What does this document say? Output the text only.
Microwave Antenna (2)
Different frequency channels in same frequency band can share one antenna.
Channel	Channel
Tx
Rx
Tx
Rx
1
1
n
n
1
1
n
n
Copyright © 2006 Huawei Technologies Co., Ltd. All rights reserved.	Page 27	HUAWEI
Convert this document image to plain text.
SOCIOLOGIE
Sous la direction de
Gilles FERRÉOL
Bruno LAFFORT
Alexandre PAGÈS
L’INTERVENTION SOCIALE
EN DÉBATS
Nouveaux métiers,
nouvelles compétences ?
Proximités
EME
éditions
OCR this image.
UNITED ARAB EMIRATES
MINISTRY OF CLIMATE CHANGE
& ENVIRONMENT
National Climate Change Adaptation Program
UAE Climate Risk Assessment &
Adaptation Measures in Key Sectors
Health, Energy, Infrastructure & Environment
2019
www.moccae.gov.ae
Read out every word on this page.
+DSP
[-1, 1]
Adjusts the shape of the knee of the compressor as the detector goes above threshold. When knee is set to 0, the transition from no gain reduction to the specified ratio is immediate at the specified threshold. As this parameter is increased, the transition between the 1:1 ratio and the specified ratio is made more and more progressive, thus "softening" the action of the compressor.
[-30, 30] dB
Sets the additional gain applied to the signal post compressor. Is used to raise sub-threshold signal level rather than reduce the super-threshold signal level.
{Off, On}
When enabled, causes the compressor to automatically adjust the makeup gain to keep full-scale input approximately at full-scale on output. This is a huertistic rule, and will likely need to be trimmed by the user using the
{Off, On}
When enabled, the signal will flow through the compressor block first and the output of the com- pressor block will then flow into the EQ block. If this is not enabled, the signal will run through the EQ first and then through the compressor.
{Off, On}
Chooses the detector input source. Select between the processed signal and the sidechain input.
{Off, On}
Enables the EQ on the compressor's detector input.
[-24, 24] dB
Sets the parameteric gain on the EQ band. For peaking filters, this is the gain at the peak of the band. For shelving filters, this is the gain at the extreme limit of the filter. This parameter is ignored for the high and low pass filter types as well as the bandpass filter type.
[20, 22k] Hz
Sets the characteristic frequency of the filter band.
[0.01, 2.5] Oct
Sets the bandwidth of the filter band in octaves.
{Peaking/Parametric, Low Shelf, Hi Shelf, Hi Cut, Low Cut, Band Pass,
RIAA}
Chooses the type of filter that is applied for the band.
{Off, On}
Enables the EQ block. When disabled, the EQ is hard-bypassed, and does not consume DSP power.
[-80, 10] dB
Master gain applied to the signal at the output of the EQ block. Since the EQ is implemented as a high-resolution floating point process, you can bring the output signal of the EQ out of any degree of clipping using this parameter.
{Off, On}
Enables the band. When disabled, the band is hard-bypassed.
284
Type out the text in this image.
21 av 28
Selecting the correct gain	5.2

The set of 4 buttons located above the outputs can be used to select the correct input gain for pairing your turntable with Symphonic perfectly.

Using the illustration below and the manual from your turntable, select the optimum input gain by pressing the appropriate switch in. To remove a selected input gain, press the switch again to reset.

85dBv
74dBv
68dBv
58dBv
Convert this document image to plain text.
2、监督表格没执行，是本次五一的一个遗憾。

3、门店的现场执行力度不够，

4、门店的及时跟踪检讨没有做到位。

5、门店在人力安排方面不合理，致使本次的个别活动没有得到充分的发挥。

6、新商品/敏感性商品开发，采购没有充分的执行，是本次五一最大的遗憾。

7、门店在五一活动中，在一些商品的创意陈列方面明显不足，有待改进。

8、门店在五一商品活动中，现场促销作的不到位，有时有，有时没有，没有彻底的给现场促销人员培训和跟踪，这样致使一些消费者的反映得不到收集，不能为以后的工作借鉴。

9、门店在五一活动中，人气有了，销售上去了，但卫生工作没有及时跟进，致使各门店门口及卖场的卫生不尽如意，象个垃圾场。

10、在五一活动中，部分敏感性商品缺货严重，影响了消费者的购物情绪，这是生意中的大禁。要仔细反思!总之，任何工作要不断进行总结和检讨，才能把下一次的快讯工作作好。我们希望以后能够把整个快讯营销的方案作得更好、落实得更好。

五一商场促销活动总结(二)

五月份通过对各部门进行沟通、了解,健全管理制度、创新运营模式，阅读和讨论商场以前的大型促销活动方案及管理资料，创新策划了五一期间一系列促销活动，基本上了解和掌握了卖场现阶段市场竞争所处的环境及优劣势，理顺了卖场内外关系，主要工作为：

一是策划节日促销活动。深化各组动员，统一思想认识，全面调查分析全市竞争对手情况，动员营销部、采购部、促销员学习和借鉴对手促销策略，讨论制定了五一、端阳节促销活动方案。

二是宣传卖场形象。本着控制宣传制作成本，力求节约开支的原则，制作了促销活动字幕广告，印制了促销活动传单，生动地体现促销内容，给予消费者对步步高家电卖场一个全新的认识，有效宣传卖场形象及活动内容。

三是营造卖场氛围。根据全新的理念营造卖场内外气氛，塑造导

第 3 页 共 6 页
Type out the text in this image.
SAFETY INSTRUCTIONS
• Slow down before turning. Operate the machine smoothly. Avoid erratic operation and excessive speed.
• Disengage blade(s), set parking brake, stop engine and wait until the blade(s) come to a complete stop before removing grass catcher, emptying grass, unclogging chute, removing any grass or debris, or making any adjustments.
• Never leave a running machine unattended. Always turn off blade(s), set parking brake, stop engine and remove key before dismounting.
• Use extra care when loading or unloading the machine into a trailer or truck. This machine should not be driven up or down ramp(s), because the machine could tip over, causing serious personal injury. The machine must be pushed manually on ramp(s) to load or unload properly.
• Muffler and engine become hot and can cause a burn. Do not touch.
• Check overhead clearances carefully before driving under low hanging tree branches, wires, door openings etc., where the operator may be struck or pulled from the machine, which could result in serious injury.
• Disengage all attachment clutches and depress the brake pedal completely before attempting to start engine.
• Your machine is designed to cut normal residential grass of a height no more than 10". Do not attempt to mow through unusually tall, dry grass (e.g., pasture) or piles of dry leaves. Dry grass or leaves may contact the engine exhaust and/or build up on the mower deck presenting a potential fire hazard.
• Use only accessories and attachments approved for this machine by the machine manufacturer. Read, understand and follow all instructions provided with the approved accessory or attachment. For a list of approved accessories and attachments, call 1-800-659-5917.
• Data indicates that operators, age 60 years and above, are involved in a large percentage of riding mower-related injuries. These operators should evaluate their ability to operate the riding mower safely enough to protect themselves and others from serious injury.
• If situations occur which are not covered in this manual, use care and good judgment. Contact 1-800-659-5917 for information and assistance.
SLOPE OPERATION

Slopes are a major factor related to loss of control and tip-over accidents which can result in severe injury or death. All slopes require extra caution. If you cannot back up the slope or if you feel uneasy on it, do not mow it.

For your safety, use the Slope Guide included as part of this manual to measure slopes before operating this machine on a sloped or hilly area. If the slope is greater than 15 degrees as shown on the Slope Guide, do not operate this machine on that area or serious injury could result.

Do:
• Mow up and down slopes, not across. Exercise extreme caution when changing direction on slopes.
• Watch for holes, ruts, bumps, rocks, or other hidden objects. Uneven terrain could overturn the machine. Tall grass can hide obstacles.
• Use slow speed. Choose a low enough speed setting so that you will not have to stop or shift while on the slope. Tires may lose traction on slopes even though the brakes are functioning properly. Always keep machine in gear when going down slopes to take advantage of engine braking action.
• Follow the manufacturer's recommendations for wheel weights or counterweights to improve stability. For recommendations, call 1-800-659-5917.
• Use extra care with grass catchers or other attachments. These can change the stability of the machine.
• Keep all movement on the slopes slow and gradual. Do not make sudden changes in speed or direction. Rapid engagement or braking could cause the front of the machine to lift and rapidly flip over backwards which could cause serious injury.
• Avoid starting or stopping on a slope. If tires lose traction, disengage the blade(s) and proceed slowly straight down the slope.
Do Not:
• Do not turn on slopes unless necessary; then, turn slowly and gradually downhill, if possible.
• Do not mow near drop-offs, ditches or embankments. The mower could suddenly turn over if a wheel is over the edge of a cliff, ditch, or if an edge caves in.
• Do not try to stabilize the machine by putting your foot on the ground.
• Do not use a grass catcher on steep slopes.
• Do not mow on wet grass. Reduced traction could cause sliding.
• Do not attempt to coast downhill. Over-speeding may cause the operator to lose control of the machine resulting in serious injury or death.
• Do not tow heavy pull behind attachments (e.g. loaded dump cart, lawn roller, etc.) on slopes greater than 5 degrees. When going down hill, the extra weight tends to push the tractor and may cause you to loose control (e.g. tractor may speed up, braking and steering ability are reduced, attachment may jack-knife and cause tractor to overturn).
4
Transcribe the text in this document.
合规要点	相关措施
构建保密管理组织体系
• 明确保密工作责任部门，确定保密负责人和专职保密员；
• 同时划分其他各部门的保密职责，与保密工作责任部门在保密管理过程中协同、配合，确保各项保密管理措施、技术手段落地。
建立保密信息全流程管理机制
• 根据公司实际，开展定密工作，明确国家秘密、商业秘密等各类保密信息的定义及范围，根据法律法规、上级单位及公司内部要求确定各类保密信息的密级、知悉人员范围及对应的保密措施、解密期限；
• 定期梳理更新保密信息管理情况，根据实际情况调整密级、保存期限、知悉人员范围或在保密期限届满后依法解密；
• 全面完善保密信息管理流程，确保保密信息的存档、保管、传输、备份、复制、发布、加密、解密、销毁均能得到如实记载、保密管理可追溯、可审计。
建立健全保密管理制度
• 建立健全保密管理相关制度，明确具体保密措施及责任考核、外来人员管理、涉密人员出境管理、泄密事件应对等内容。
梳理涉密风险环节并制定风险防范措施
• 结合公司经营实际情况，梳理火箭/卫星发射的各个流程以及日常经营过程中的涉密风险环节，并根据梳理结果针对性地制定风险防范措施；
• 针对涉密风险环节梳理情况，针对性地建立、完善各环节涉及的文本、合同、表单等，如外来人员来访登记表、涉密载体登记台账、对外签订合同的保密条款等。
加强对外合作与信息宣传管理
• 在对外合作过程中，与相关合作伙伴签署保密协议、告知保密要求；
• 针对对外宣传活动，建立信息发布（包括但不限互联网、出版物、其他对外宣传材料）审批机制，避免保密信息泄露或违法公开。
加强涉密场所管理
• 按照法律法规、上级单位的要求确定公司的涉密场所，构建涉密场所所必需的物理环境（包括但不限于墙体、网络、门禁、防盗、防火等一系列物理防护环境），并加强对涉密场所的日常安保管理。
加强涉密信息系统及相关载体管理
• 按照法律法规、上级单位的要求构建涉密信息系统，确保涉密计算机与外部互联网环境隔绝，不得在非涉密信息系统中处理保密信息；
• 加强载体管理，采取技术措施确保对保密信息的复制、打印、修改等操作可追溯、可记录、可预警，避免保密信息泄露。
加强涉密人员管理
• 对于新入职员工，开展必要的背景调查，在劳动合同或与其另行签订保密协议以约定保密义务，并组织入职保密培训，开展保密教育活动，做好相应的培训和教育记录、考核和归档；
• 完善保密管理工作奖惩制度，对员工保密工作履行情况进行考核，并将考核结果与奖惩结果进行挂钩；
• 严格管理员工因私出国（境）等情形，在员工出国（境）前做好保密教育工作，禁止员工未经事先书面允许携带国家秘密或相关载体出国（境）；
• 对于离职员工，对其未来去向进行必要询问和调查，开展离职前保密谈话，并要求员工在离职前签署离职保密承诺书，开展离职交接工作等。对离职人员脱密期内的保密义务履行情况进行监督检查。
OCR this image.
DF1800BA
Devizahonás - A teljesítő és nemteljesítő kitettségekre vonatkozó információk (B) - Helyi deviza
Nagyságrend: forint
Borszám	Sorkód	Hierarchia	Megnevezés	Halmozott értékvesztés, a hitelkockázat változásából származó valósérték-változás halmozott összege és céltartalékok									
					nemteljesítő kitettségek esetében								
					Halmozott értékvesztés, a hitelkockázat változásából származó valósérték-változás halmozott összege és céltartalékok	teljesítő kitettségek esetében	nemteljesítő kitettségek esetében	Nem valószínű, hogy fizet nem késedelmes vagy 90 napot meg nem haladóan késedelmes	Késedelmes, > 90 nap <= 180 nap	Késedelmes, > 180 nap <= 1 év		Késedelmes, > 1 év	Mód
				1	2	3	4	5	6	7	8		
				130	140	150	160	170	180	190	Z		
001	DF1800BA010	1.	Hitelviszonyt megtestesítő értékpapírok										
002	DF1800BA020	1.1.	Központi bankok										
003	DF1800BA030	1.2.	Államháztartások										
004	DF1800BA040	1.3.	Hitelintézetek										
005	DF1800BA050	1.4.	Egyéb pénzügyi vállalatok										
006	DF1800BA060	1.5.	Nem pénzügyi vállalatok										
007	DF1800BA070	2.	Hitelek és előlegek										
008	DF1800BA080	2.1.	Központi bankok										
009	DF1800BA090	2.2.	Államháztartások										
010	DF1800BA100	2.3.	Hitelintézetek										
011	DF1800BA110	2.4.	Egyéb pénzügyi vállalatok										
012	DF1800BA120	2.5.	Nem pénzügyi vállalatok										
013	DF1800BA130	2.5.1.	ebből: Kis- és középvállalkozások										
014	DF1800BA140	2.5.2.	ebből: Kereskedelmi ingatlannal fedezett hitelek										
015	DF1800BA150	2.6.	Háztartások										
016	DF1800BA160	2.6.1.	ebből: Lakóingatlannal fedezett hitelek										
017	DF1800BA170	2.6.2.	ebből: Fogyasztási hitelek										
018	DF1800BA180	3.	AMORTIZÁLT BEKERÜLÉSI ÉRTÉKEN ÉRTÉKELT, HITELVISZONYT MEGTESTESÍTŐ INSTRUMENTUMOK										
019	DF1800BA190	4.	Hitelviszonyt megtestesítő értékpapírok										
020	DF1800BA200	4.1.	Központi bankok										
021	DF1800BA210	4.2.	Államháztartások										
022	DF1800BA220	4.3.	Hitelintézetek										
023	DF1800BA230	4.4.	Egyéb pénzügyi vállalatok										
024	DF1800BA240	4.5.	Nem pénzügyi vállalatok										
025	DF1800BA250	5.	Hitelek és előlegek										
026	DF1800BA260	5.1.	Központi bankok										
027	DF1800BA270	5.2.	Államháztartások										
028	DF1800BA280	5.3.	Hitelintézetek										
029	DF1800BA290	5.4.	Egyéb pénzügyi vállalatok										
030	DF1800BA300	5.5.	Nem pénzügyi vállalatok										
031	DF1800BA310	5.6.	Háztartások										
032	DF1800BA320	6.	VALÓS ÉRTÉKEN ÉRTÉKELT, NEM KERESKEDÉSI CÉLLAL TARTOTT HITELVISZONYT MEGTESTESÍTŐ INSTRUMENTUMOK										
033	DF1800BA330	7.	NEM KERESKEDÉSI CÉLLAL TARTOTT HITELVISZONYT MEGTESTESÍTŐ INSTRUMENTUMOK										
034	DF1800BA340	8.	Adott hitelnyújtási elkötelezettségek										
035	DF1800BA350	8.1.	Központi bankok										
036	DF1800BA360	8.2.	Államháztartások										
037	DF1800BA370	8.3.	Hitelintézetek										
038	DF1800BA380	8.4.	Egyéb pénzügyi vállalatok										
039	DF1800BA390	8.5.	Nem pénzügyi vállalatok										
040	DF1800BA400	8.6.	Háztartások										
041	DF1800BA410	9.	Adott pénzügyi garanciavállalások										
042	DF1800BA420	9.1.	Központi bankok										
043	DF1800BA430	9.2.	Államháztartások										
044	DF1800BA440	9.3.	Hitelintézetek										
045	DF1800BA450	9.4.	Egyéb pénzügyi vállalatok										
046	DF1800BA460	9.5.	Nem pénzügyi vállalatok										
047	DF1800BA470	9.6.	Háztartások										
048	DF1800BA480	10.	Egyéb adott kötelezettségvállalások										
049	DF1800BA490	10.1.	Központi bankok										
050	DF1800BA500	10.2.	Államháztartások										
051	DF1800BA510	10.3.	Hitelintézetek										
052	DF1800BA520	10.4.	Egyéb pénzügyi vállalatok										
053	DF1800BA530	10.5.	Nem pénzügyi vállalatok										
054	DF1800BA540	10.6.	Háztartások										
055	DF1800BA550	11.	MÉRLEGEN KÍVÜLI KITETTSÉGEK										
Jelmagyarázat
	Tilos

→ REQUIREMENT
Filter the records above for "properly" and copy every matching line.

→ THE RESULT
• Use extra care when loading or unloading the machine into a trailer or truck. This machine should not be driven up or down ramp(s), because the machine could tip over, causing serious personal injury. The machine must be pushed manually on ramp(s) to load or unload properly.
• Use slow speed. Choose a low enough speed setting so that you will not have to stop or shift while on the slope. Tires may lose traction on slopes even though the brakes are functioning properly. Always keep machine in gear when going down slopes to take advantage of engine braking action.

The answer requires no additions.